» WORK TO COMPLETE: Repeat the material exactly, leaving nothing out.

» GIVEN INFORMATION:
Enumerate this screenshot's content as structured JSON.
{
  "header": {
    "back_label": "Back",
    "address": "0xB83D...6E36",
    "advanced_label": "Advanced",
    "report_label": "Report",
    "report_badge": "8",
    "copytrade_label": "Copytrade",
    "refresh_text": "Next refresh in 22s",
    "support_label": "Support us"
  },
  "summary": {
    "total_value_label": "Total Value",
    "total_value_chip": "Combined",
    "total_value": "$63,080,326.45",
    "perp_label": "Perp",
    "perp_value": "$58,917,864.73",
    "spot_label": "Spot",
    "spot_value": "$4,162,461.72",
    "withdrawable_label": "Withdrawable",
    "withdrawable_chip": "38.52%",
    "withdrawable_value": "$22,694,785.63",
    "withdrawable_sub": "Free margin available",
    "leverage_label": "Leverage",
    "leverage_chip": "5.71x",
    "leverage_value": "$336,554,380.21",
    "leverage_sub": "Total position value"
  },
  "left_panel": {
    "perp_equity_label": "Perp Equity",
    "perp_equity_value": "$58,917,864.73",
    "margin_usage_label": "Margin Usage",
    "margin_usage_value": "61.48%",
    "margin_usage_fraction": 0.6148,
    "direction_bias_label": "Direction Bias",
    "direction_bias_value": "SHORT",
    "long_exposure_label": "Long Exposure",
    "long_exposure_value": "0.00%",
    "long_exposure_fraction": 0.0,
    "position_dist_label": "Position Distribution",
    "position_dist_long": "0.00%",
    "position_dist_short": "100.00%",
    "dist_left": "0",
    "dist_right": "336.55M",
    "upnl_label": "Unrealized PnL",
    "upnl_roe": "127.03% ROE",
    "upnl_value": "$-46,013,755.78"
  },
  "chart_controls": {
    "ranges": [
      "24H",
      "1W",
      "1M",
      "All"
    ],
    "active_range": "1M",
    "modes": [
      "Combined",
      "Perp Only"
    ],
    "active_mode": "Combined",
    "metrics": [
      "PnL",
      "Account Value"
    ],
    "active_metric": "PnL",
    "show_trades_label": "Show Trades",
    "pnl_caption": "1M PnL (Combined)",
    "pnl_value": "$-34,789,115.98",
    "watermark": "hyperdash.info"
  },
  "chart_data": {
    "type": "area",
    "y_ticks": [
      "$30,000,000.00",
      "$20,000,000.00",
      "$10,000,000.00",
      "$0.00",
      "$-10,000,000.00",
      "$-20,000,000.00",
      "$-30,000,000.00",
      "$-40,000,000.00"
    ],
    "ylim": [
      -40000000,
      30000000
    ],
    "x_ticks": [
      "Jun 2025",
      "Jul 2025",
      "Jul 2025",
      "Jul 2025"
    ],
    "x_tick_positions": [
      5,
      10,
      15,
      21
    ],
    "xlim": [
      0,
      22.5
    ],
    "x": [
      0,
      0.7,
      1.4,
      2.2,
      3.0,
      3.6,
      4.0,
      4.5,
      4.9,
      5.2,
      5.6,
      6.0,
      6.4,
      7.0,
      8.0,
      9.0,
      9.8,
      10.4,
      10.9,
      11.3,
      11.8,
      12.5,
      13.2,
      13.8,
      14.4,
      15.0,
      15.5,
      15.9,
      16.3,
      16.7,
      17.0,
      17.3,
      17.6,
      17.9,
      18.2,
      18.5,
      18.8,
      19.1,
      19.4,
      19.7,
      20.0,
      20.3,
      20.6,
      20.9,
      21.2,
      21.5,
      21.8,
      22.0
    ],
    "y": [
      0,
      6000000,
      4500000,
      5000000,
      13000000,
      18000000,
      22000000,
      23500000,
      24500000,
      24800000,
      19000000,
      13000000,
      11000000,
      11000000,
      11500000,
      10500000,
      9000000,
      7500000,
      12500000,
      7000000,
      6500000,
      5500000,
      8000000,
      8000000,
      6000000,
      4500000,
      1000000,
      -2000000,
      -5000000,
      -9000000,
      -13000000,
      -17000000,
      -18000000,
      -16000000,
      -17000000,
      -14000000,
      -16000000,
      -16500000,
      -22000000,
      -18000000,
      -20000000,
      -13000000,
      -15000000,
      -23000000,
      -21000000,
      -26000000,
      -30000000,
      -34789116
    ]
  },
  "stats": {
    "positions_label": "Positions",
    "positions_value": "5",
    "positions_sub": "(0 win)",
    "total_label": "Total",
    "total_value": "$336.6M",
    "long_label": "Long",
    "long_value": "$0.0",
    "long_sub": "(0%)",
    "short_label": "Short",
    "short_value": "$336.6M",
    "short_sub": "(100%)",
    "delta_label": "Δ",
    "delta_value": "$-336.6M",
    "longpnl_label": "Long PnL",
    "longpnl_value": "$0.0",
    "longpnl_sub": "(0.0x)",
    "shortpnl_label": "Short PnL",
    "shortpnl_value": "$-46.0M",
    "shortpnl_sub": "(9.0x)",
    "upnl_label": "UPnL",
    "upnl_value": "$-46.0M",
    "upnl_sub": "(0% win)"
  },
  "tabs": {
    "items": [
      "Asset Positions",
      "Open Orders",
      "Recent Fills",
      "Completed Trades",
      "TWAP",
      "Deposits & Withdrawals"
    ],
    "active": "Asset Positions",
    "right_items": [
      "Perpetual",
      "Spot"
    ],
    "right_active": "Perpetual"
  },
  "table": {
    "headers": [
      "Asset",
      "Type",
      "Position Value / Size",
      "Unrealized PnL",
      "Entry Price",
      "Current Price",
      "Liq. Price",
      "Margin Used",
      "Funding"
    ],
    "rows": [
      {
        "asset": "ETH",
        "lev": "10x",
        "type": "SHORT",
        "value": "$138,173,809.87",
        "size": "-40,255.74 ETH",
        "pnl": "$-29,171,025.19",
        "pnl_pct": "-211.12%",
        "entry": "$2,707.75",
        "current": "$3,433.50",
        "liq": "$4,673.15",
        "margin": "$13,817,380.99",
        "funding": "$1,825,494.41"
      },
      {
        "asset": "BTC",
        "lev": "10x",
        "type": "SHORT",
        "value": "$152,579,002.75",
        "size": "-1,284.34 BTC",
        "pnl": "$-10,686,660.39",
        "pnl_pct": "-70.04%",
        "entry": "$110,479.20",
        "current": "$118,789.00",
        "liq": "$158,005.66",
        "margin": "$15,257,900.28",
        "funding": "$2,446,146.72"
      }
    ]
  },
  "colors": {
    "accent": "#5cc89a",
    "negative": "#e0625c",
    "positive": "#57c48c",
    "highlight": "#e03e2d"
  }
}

» RESULT OF THIS TASK:
Enumerate this screenshot's content as structured JSON.
{
  "header": {
    "back_label": "Back",
    "address": "0xB83D...6E36",
    "advanced_label": "Advanced",
    "report_label": "Report",
    "report_badge": "8",
    "copytrade_label": "Copytrade",
    "refresh_text": "Next refresh in 22s",
    "support_label": "Support us"
  },
  "summary": {
    "total_value_label": "Total Value",
    "total_value_chip": "Combined",
    "total_value": "$63,080,326.45",
    "perp_label": "Perp",
    "perp_value": "$58,917,864.73",
    "spot_label": "Spot",
    "spot_value": "$4,162,461.72",
    "withdrawable_label": "Withdrawable",
    "withdrawable_chip": "38.52%",
    "withdrawable_value": "$22,694,785.63",
    "withdrawable_sub": "Free margin available",
    "leverage_label": "Leverage",
    "leverage_chip": "5.71x",
    "leverage_value": "$336,554,380.21",
    "leverage_sub": "Total position value"
  },
  "left_panel": {
    "perp_equity_label": "Perp Equity",
    "perp_equity_value": "$58,917,864.73",
    "margin_usage_label": "Margin Usage",
    "margin_usage_value": "61.48%",
    "margin_usage_fraction": 0.6148,
    "direction_bias_label": "Direction Bias",
    "direction_bias_value": "SHORT",
    "long_exposure_label": "Long Exposure",
    "long_exposure_value": "0.00%",
    "long_exposure_fraction": 0.0,
    "position_dist_label": "Position Distribution",
    "position_dist_long": "0.00%",
    "position_dist_short": "100.00%",
    "dist_left": "0",
    "dist_right": "336.55M",
    "upnl_label": "Unrealized PnL",
    "upnl_roe": "127.03% ROE",
    "upnl_value": "$-46,013,755.78"
  },
  "chart_controls": {
    "ranges": [
      "24H",
      "1W",
      "1M",
      "All"
    ],
    "active_range": "1M",
    "modes": [
      "Combined",
      "Perp Only"
    ],
    "active_mode": "Combined",
    "metrics": [
      "PnL",
      "Account Value"
    ],
    "active_metric": "PnL",
    "show_trades_label": "Show Trades",
    "pnl_caption": "1M PnL (Combined)",
    "pnl_value": "$-34,789,115.98",
    "watermark": "hyperdash.info"
  },
  "chart_data": {
    "type": "area",
    "y_ticks": [
      "$30,000,000.00",
      "$20,000,000.00",
      "$10,000,000.00",
      "$0.00",
      "$-10,000,000.00",
      "$-20,000,000.00",
      "$-30,000,000.00",
      "$-40,000,000.00"
    ],
    "ylim": [
      -40000000,
      30000000
    ],
    "x_ticks": [
      "Jun 2025",
      "Jul 2025",
      "Jul 2025",
      "Jul 2025"
    ],
    "x_tick_positions": [
      5,
      10,
      15,
      21
    ],
    "xlim": [
      0,
      22.5
    ],
    "x": [
      0,
      0.7,
      1.4,
      2.2,
      3.0,
      3.6,
      4.0,
      4.5,
      4.9,
      5.2,
      5.6,
      6.0,
      6.4,
      7.0,
      8.0,
      9.0,
      9.8,
      10.4,
      10.9,
      11.3,
      11.8,
      12.5,
      13.2,
      13.8,
      14.4,
      15.0,
      15.5,
      15.9,
      16.3,
      16.7,
      17.0,
      17.3,
      17.6,
      17.9,
      18.2,
      18.5,
      18.8,
      19.1,
      19.4,
      19.7,
      20.0,
      20.3,
      20.6,
      20.9,
      21.2,
      21.5,
      21.8,
      22.0
    ],
    "y": [
      0,
      6000000,
      4500000,
      5000000,
      13000000,
      18000000,
      22000000,
      23500000,
      24500000,
      24800000,
      19000000,
      13000000,
      11000000,
      11000000,
      11500000,
      10500000,
      9000000,
      7500000,
      12500000,
      7000000,
      6500000,
      5500000,
      8000000,
      8000000,
      6000000,
      4500000,
      1000000,
      -2000000,
      -5000000,
      -9000000,
      -13000000,
      -17000000,
      -18000000,
      -16000000,
      -17000000,
      -14000000,
      -16000000,
      -16500000,
      -22000000,
      -18000000,
      -20000000,
      -13000000,
      -15000000,
      -23000000,
      -21000000,
      -26000000,
      -30000000,
      -34789116
    ]
  },
  "stats": {
    "positions_label": "Positions",
    "positions_value": "5",
    "positions_sub": "(0 win)",
    "total_label": "Total",
    "total_value": "$336.6M",
    "long_label": "Long",
    "long_value": "$0.0",
    "long_sub": "(0%)",
    "short_label": "Short",
    "short_value": "$336.6M",
    "short_sub": "(100%)",
    "delta_label": "Δ",
    "delta_value": "$-336.6M",
    "longpnl_label": "Long PnL",
    "longpnl_value": "$0.0",
    "longpnl_sub": "(0.0x)",
    "shortpnl_label": "Short PnL",
    "shortpnl_value": "$-46.0M",
    "shortpnl_sub": "(9.0x)",
    "upnl_label": "UPnL",
    "upnl_value": "$-46.0M",
    "upnl_sub": "(0% win)"
  },
  "tabs": {
    "items": [
      "Asset Positions",
      "Open Orders",
      "Recent Fills",
      "Completed Trades",
      "TWAP",
      "Deposits & Withdrawals"
    ],
    "active": "Asset Positions",
    "right_items": [
      "Perpetual",
      "Spot"
    ],
    "right_active": "Perpetual"
  },
  "table": {
    "headers": [
      "Asset",
      "Type",
      "Position Value / Size",
      "Unrealized PnL",
      "Entry Price",
      "Current Price",
      "Liq. Price",
      "Margin Used",
      "Funding"
    ],
    "rows": [
      {
        "asset": "ETH",
        "lev": "10x",
        "type": "SHORT",
        "value": "$138,173,809.87",
        "size": "-40,255.74 ETH",
        "pnl": "$-29,171,025.19",
        "pnl_pct": "-211.12%",
        "entry": "$2,707.75",
        "current": "$3,433.50",
        "liq": "$4,673.15",
        "margin": "$13,817,380.99",
        "funding": "$1,825,494.41"
      },
      {
        "asset": "BTC",
        "lev": "10x",
        "type": "SHORT",
        "value": "$152,579,002.75",
        "size": "-1,284.34 BTC",
        "pnl": "$-10,686,660.39",
        "pnl_pct": "-70.04%",
        "entry": "$110,479.20",
        "current": "$118,789.00",
        "liq": "$158,005.66",
        "margin": "$15,257,900.28",
        "funding": "$2,446,146.72"
      }
    ]
  },
  "colors": {
    "accent": "#5cc89a",
    "negative": "#e0625c",
    "positive": "#57c48c",
    "highlight": "#e03e2d"
  }
}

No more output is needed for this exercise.